— start of Supplied records —

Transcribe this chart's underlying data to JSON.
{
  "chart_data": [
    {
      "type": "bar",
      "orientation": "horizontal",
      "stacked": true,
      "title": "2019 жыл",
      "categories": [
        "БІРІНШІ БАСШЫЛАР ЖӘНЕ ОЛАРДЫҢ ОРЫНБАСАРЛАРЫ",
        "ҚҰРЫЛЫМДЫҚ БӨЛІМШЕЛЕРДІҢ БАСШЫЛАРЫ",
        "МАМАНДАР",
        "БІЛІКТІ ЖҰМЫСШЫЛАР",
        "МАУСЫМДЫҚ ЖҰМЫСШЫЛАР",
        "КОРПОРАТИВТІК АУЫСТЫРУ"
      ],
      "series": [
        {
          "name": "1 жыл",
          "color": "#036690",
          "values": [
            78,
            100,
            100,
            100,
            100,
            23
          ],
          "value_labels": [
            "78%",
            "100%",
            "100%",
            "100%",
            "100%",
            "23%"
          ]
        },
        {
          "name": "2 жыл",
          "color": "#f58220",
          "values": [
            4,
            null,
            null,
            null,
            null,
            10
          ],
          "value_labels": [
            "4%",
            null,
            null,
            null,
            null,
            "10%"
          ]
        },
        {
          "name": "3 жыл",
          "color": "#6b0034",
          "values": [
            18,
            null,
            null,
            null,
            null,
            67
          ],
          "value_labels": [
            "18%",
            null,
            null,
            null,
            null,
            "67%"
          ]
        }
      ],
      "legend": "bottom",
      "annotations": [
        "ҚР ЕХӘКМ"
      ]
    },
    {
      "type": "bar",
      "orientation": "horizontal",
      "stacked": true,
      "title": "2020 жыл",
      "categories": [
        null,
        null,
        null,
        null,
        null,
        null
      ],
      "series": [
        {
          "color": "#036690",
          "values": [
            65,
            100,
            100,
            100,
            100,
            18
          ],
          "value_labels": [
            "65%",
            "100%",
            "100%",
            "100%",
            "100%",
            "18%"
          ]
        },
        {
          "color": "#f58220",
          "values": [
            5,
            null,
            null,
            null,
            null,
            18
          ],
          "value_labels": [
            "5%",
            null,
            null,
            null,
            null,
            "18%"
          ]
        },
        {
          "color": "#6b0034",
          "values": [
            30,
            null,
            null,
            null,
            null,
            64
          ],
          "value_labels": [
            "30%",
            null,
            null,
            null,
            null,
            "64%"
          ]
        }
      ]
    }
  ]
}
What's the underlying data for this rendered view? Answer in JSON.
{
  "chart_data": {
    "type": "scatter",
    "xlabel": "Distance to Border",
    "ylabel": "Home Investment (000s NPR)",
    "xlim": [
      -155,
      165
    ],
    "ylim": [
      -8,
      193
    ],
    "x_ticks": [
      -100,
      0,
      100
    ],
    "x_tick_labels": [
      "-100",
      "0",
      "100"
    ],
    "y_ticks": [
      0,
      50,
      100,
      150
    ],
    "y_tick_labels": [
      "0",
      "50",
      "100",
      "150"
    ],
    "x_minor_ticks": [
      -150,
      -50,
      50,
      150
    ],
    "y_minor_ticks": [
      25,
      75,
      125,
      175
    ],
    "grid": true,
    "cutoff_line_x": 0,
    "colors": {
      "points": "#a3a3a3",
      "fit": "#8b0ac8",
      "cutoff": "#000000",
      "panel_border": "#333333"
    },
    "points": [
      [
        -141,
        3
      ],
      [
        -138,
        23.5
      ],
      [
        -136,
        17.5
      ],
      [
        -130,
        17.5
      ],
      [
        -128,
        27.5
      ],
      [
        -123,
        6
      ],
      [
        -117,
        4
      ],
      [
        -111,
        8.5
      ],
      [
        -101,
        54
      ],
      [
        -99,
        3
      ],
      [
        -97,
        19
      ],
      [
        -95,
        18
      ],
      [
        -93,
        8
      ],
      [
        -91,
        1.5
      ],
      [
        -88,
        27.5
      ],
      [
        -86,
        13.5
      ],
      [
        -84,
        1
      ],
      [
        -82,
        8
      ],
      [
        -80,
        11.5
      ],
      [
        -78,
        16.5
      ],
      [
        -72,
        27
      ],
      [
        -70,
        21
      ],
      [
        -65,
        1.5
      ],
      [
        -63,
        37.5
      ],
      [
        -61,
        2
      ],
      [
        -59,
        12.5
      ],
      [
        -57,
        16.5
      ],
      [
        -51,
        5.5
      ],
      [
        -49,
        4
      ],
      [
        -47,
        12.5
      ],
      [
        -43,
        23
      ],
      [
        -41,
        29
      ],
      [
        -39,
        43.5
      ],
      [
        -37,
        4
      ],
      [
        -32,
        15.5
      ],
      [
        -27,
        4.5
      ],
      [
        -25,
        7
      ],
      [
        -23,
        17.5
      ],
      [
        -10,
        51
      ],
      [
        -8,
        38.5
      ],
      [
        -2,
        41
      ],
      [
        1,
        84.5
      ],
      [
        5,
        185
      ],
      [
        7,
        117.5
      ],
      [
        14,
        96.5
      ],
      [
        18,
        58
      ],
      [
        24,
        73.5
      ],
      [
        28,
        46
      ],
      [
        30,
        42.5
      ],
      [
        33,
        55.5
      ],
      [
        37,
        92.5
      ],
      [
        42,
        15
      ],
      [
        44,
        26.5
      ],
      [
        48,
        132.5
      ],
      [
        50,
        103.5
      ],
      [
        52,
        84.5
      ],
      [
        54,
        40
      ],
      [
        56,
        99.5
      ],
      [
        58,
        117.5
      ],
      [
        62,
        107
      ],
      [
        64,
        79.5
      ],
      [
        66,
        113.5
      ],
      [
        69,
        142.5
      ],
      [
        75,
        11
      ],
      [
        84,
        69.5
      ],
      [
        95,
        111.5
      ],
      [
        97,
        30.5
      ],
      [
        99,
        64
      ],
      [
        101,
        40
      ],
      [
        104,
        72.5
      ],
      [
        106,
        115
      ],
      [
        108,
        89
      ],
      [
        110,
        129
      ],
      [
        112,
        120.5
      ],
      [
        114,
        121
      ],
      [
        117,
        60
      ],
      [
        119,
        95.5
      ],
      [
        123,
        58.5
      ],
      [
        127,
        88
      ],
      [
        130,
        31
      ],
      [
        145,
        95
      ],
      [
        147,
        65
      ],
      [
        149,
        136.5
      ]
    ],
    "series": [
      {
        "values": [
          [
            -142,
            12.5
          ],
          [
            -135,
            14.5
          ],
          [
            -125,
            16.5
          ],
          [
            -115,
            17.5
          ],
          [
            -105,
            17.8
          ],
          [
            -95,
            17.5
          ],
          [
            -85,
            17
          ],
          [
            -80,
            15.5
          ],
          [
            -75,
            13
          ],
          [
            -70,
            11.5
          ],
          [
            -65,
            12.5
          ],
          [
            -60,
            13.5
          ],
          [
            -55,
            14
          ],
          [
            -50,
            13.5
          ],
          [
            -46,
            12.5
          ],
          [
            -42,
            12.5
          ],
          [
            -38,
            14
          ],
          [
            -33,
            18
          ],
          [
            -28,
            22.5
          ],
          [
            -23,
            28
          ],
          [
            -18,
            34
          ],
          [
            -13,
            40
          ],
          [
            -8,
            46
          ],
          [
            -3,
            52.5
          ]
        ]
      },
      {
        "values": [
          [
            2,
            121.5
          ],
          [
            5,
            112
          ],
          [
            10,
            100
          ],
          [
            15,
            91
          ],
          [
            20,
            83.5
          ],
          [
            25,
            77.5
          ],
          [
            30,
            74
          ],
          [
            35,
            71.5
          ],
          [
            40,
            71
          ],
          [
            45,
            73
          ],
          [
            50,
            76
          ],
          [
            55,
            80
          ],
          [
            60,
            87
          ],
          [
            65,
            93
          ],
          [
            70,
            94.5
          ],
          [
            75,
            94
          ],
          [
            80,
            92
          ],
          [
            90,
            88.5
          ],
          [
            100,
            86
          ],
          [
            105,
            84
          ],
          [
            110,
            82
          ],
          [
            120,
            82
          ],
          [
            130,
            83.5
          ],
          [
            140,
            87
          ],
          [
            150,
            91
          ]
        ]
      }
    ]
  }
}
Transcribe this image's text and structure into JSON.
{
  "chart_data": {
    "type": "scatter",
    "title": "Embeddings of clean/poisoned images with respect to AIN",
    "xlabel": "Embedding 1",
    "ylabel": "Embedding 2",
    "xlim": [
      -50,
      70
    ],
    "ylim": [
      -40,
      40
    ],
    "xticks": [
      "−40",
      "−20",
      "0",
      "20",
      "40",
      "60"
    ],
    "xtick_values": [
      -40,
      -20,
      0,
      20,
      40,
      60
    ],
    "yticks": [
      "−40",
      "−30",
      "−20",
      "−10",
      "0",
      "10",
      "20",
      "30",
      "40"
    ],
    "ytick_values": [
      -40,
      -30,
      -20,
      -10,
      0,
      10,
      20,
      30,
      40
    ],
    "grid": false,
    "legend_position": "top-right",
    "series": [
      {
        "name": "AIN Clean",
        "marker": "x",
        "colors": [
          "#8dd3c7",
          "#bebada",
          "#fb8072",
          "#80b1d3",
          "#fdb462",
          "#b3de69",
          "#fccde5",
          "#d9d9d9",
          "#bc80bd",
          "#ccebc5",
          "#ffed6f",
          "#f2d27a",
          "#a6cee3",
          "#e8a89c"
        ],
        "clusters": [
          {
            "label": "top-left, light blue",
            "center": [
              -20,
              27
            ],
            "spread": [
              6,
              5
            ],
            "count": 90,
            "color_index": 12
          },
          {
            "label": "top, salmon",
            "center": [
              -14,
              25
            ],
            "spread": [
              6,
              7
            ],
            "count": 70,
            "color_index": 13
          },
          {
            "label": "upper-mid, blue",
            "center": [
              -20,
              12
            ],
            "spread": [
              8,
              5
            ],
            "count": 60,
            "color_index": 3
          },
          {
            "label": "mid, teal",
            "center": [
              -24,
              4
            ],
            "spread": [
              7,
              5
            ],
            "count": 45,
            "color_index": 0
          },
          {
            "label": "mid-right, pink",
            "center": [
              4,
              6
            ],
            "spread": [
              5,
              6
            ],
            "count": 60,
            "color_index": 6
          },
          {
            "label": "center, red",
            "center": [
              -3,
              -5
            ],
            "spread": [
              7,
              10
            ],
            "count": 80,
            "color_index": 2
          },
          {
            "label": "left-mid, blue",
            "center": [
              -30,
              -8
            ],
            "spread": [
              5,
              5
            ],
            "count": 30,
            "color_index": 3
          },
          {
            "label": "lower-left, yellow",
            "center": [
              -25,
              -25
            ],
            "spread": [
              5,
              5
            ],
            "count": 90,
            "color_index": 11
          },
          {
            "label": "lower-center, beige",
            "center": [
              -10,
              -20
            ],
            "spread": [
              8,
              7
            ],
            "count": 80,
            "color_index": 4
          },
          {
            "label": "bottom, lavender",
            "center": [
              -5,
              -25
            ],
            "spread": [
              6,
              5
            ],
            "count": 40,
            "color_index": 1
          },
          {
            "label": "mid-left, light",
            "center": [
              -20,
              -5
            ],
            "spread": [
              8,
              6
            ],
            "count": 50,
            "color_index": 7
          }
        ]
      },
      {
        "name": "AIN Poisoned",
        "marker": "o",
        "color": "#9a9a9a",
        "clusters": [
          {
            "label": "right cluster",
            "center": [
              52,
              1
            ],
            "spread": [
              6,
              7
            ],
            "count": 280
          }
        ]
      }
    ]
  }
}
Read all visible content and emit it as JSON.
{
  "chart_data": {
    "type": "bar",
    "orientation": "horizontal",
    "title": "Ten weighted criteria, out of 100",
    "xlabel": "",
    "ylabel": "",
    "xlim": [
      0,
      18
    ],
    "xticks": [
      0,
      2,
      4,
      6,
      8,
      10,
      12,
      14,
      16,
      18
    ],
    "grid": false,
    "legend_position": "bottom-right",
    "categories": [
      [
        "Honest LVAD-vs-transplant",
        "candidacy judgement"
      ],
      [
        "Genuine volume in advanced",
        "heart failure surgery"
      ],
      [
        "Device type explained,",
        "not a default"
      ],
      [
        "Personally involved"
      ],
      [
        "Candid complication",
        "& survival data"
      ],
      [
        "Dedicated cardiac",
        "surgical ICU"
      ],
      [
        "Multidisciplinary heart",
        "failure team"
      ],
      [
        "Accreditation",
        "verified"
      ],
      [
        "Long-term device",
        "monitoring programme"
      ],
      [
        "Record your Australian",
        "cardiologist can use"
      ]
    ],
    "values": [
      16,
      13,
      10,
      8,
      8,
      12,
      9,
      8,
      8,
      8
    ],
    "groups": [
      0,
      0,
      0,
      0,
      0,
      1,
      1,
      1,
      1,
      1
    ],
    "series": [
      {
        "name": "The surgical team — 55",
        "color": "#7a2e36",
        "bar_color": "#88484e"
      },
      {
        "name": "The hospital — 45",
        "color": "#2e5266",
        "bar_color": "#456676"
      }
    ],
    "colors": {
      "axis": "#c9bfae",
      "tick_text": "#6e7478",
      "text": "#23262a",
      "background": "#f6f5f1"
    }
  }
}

— end of Supplied records —

Retype nothing except the lines from the line holding "Read all visible content and emit it as JSON." through the last line of the entries, both included.

Read all visible content and emit it as JSON.
{
  "chart_data": {
    "type": "bar",
    "orientation": "horizontal",
    "title": "Ten weighted criteria, out of 100",
    "xlabel": "",
    "ylabel": "",
    "xlim": [
      0,
      18
    ],
    "xticks": [
      0,
      2,
      4,
      6,
      8,
      10,
      12,
      14,
      16,
      18
    ],
    "grid": false,
    "legend_position": "bottom-right",
    "categories": [
      [
        "Honest LVAD-vs-transplant",
        "candidacy judgement"
      ],
      [
        "Genuine volume in advanced",
        "heart failure surgery"
      ],
      [
        "Device type explained,",
        "not a default"
      ],
      [
        "Personally involved"
      ],
      [
        "Candid complication",
        "& survival data"
      ],
      [
        "Dedicated cardiac",
        "surgical ICU"
      ],
      [
        "Multidisciplinary heart",
        "failure team"
      ],
      [
        "Accreditation",
        "verified"
      ],
      [
        "Long-term device",
        "monitoring programme"
      ],
      [
        "Record your Australian",
        "cardiologist can use"
      ]
    ],
    "values": [
      16,
      13,
      10,
      8,
      8,
      12,
      9,
      8,
      8,
      8
    ],
    "groups": [
      0,
      0,
      0,
      0,
      0,
      1,
      1,
      1,
      1,
      1
    ],
    "series": [
      {
        "name": "The surgical team — 55",
        "color": "#7a2e36",
        "bar_color": "#88484e"
      },
      {
        "name": "The hospital — 45",
        "color": "#2e5266",
        "bar_color": "#456676"
      }
    ],
    "colors": {
      "axis": "#c9bfae",
      "tick_text": "#6e7478",
      "text": "#23262a",
      "background": "#f6f5f1"
    }
  }
}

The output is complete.